§ What is required
Below is a block of records; reproduce all of them exactly and leave out any pictures.

>>>>>

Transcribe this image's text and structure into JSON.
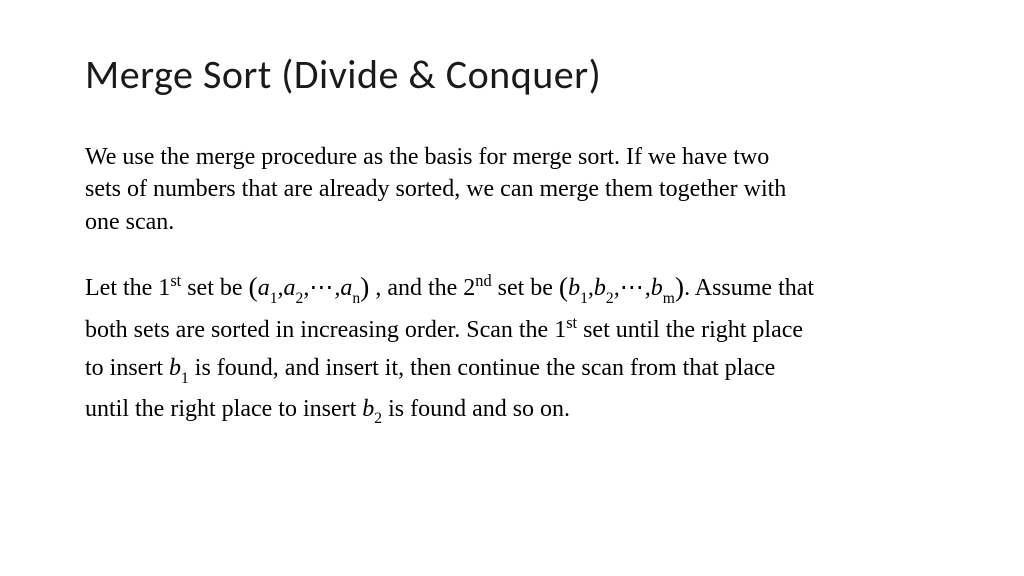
{
  "slide": {
    "title": "Merge Sort (Divide & Conquer)",
    "paragraph1": "We use the merge procedure as the basis for merge sort. If we have two sets of numbers that are already sorted, we can merge them together with one scan.",
    "p2_a": "Let the 1",
    "p2_a_ord": "st",
    "p2_b": " set be ",
    "set1": {
      "open": "(",
      "t1": "a",
      "s1": "1",
      "c1": ",",
      "t2": "a",
      "s2": "2",
      "c2": ",",
      "dots": "⋯",
      "c3": ",",
      "t3": "a",
      "s3": "n",
      "close": ")"
    },
    "p2_c": " , and the 2",
    "p2_c_ord": "nd",
    "p2_d": " set be ",
    "set2": {
      "open": "(",
      "t1": "b",
      "s1": "1",
      "c1": ",",
      "t2": "b",
      "s2": "2",
      "c2": ",",
      "dots": "⋯",
      "c3": ",",
      "t3": "b",
      "s3": "m",
      "close": ")"
    },
    "p2_e": ". Assume that both sets are sorted in increasing order. Scan the 1",
    "p2_e_ord": "st",
    "p2_f": " set until the right place to insert ",
    "b1": {
      "v": "b",
      "s": "1"
    },
    "p2_g": " is found, and insert it, then continue the scan from that place until the right place to insert ",
    "b2": {
      "v": "b",
      "s": "2"
    },
    "p2_h": "  is found and so on."
  }
}
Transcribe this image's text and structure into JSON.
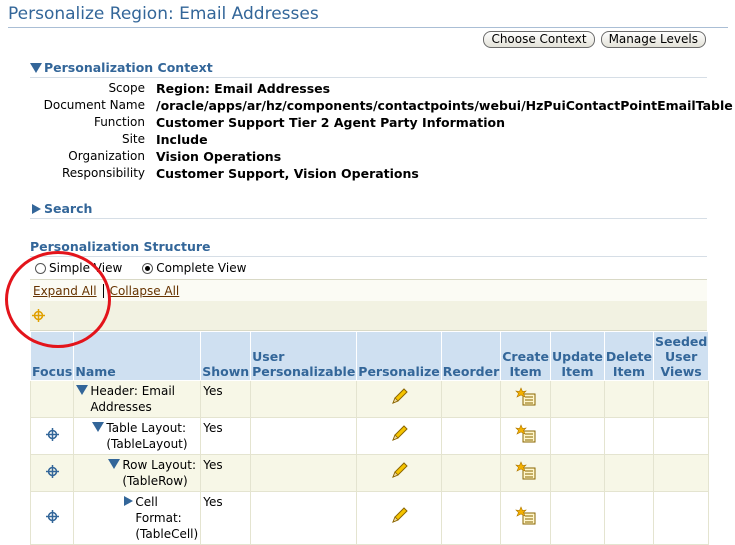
{
  "page": {
    "title": "Personalize Region: Email Addresses"
  },
  "buttons": {
    "choose_context": "Choose Context",
    "manage_levels": "Manage Levels"
  },
  "context": {
    "header": "Personalization Context",
    "rows": [
      {
        "label": "Scope",
        "value": "Region: Email Addresses"
      },
      {
        "label": "Document Name",
        "value": "/oracle/apps/ar/hz/components/contactpoints/webui/HzPuiContactPointEmailTable"
      },
      {
        "label": "Function",
        "value": "Customer Support Tier 2 Agent Party Information"
      },
      {
        "label": "Site",
        "value": "Include"
      },
      {
        "label": "Organization",
        "value": "Vision Operations"
      },
      {
        "label": "Responsibility",
        "value": "Customer Support, Vision Operations"
      }
    ]
  },
  "search": {
    "header": "Search"
  },
  "structure": {
    "header": "Personalization Structure",
    "view_simple": "Simple View",
    "view_complete": "Complete View",
    "selected_view": "Complete View",
    "expand_all": "Expand All",
    "collapse_all": "Collapse All",
    "columns": [
      "Focus",
      "Name",
      "Shown",
      "User Personalizable",
      "Personalize",
      "Reorder",
      "Create Item",
      "Update Item",
      "Delete Item",
      "Seeded User Views"
    ],
    "rows": [
      {
        "name_line1": "Header: Email",
        "name_line2": "Addresses",
        "shown": "Yes",
        "expand_icon": "collapse-triangle",
        "has_focus": false
      },
      {
        "name_line1": "Table Layout:",
        "name_line2": "(TableLayout)",
        "shown": "Yes",
        "expand_icon": "collapse-triangle",
        "has_focus": true
      },
      {
        "name_line1": "Row Layout:",
        "name_line2": "(TableRow)",
        "shown": "Yes",
        "expand_icon": "collapse-triangle",
        "has_focus": true
      },
      {
        "name_line1": "Cell Format:",
        "name_line2": "(TableCell)",
        "shown": "Yes",
        "expand_icon": "expand-triangle",
        "has_focus": true
      }
    ]
  },
  "annotation": {
    "color": "#e3141b"
  },
  "colors": {
    "title": "#336699",
    "header_bg": "#cfe0f1",
    "link": "#663300"
  }
}
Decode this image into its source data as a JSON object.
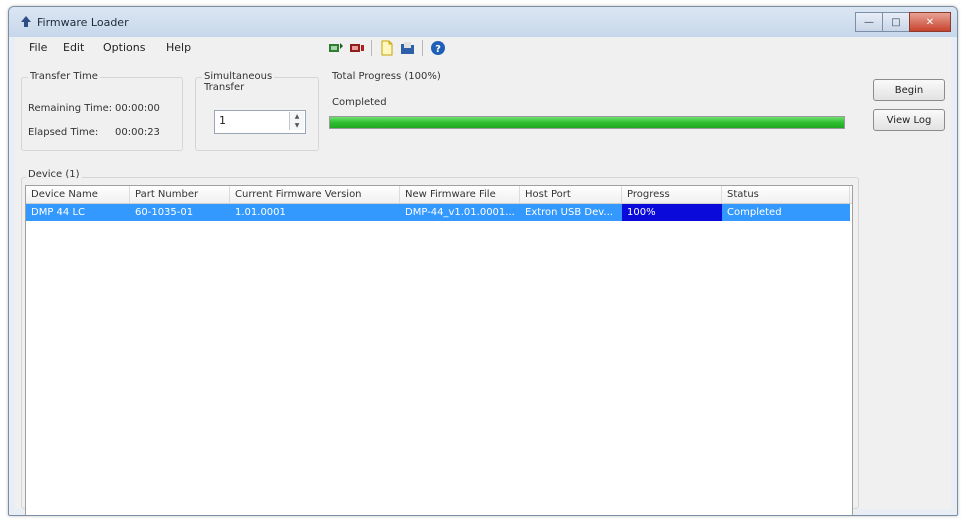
{
  "window": {
    "title": "Firmware Loader"
  },
  "menu": [
    {
      "label": "File"
    },
    {
      "label": "Edit"
    },
    {
      "label": "Options"
    },
    {
      "label": "Help"
    }
  ],
  "toolbar": {
    "icons": [
      "connect-device-icon",
      "disconnect-device-icon",
      "new-file-icon",
      "open-folder-icon",
      "help-icon"
    ]
  },
  "transfer_time": {
    "title": "Transfer Time",
    "remaining_label": "Remaining Time:",
    "remaining_value": "00:00:00",
    "elapsed_label": "Elapsed Time:",
    "elapsed_value": "00:00:23"
  },
  "simultaneous": {
    "title_line1": "Simultaneous",
    "title_line2": "Transfer",
    "value": "1"
  },
  "total_progress": {
    "title": "Total Progress (100%)",
    "status": "Completed",
    "percent": 100
  },
  "buttons": {
    "begin": "Begin",
    "view_log": "View Log"
  },
  "devices": {
    "title": "Device (1)",
    "columns": [
      "Device Name",
      "Part Number",
      "Current Firmware Version",
      "New Firmware File",
      "Host Port",
      "Progress",
      "Status"
    ],
    "rows": [
      {
        "device_name": "DMP 44 LC",
        "part_number": "60-1035-01",
        "current_version": "1.01.0001",
        "new_file": "DMP-44_v1.01.0001...",
        "host_port": "Extron USB Dev...",
        "progress": "100%",
        "status": "Completed"
      }
    ]
  },
  "colors": {
    "selection": "#3399ff",
    "progress_cell": "#0a0adb",
    "progress_fill": "#2fbf2f"
  }
}
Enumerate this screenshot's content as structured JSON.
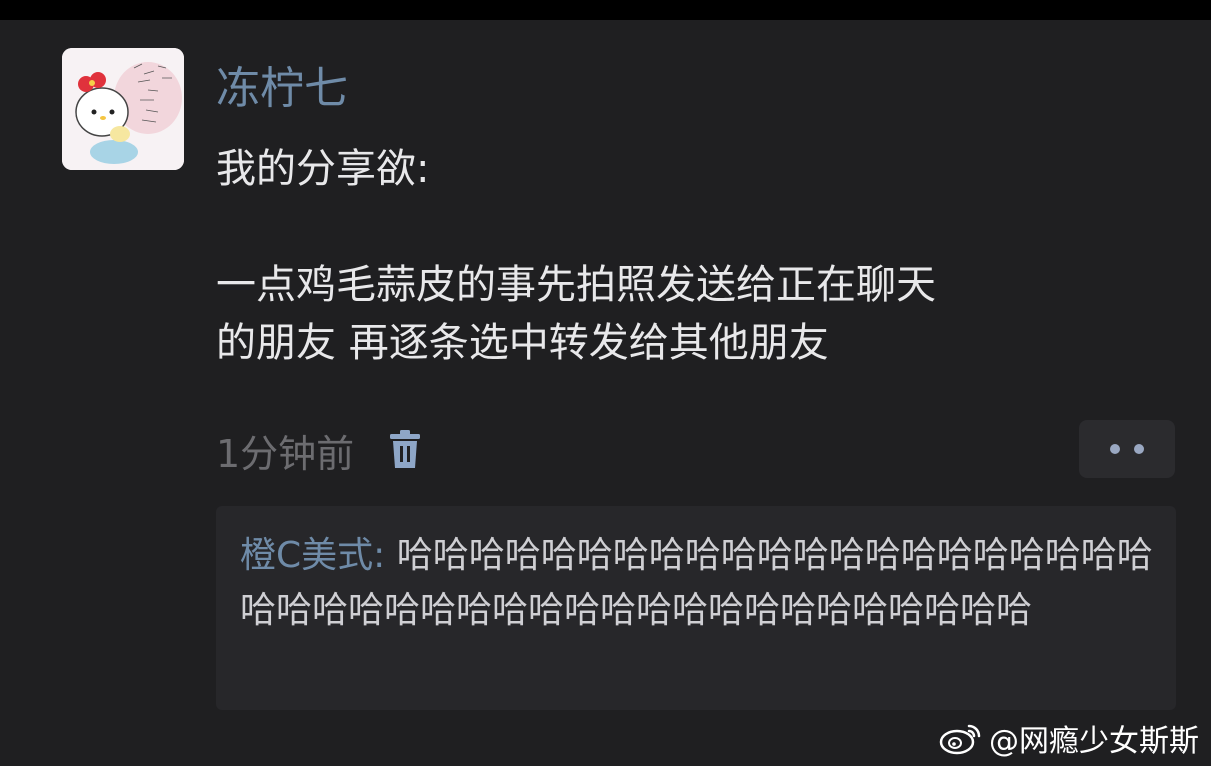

<<<<<

§ Completed exercise
Transcribe this image's text and structure into JSON.
{
  "slide": {
    "title": "Merge Sort (Divide & Conquer)",
    "paragraph1": "We use the merge procedure as the basis for merge sort. If we have two sets of numbers that are already sorted, we can merge them together with one scan.",
    "p2_a": "Let the 1",
    "p2_a_ord": "st",
    "p2_b": " set be ",
    "set1": {
      "open": "(",
      "t1": "a",
      "s1": "1",
      "c1": ",",
      "t2": "a",
      "s2": "2",
      "c2": ",",
      "dots": "⋯",
      "c3": ",",
      "t3": "a",
      "s3": "n",
      "close": ")"
    },
    "p2_c": " , and the 2",
    "p2_c_ord": "nd",
    "p2_d": " set be ",
    "set2": {
      "open": "(",
      "t1": "b",
      "s1": "1",
      "c1": ",",
      "t2": "b",
      "s2": "2",
      "c2": ",",
      "dots": "⋯",
      "c3": ",",
      "t3": "b",
      "s3": "m",
      "close": ")"
    },
    "p2_e": ". Assume that both sets are sorted in increasing order. Scan the 1",
    "p2_e_ord": "st",
    "p2_f": " set until the right place to insert ",
    "b1": {
      "v": "b",
      "s": "1"
    },
    "p2_g": " is found, and insert it, then continue the scan from that place until the right place to insert ",
    "b2": {
      "v": "b",
      "s": "2"
    },
    "p2_h": "  is found and so on."
  }
}
Transcribe this image's text and structure into JSON.
{
  "page": {
    "title": "Personalize Region: Email Addresses"
  },
  "buttons": {
    "choose_context": "Choose Context",
    "manage_levels": "Manage Levels"
  },
  "context": {
    "header": "Personalization Context",
    "rows": [
      {
        "label": "Scope",
        "value": "Region: Email Addresses"
      },
      {
        "label": "Document Name",
        "value": "/oracle/apps/ar/hz/components/contactpoints/webui/HzPuiContactPointEmailTable"
      },
      {
        "label": "Function",
        "value": "Customer Support Tier 2 Agent Party Information"
      },
      {
        "label": "Site",
        "value": "Include"
      },
      {
        "label": "Organization",
        "value": "Vision Operations"
      },
      {
        "label": "Responsibility",
        "value": "Customer Support, Vision Operations"
      }
    ]
  },
  "search": {
    "header": "Search"
  },
  "structure": {
    "header": "Personalization Structure",
    "view_simple": "Simple View",
    "view_complete": "Complete View",
    "selected_view": "Complete View",
    "expand_all": "Expand All",
    "collapse_all": "Collapse All",
    "columns": [
      "Focus",
      "Name",
      "Shown",
      "User Personalizable",
      "Personalize",
      "Reorder",
      "Create Item",
      "Update Item",
      "Delete Item",
      "Seeded User Views"
    ],
    "rows": [
      {
        "name_line1": "Header: Email",
        "name_line2": "Addresses",
        "shown": "Yes",
        "expand_icon": "collapse-triangle",
        "has_focus": false
      },
      {
        "name_line1": "Table Layout:",
        "name_line2": "(TableLayout)",
        "shown": "Yes",
        "expand_icon": "collapse-triangle",
        "has_focus": true
      },
      {
        "name_line1": "Row Layout:",
        "name_line2": "(TableRow)",
        "shown": "Yes",
        "expand_icon": "collapse-triangle",
        "has_focus": true
      },
      {
        "name_line1": "Cell Format:",
        "name_line2": "(TableCell)",
        "shown": "Yes",
        "expand_icon": "expand-triangle",
        "has_focus": true
      }
    ]
  },
  "annotation": {
    "color": "#e3141b"
  },
  "colors": {
    "title": "#336699",
    "header_bg": "#cfe0f1",
    "link": "#663300"
  }
}
Decode this image into its source data as a JSON object.
{
  "window": {
    "title": "Firmware Loader"
  },
  "menu": [
    {
      "label": "File"
    },
    {
      "label": "Edit"
    },
    {
      "label": "Options"
    },
    {
      "label": "Help"
    }
  ],
  "toolbar": {
    "icons": [
      "connect-device-icon",
      "disconnect-device-icon",
      "new-file-icon",
      "open-folder-icon",
      "help-icon"
    ]
  },
  "transfer_time": {
    "title": "Transfer Time",
    "remaining_label": "Remaining Time:",
    "remaining_value": "00:00:00",
    "elapsed_label": "Elapsed Time:",
    "elapsed_value": "00:00:23"
  },
  "simultaneous": {
    "title_line1": "Simultaneous",
    "title_line2": "Transfer",
    "value": "1"
  },
  "total_progress": {
    "title": "Total Progress (100%)",
    "status": "Completed",
    "percent": 100
  },
  "buttons": {
    "begin": "Begin",
    "view_log": "View Log"
  },
  "devices": {
    "title": "Device (1)",
    "columns": [
      "Device Name",
      "Part Number",
      "Current Firmware Version",
      "New Firmware File",
      "Host Port",
      "Progress",
      "Status"
    ],
    "rows": [
      {
        "device_name": "DMP 44 LC",
        "part_number": "60-1035-01",
        "current_version": "1.01.0001",
        "new_file": "DMP-44_v1.01.0001...",
        "host_port": "Extron USB Dev...",
        "progress": "100%",
        "status": "Completed"
      }
    ]
  },
  "colors": {
    "selection": "#3399ff",
    "progress_cell": "#0a0adb",
    "progress_fill": "#2fbf2f"
  }
}
Enumerate this screenshot's content as structured JSON.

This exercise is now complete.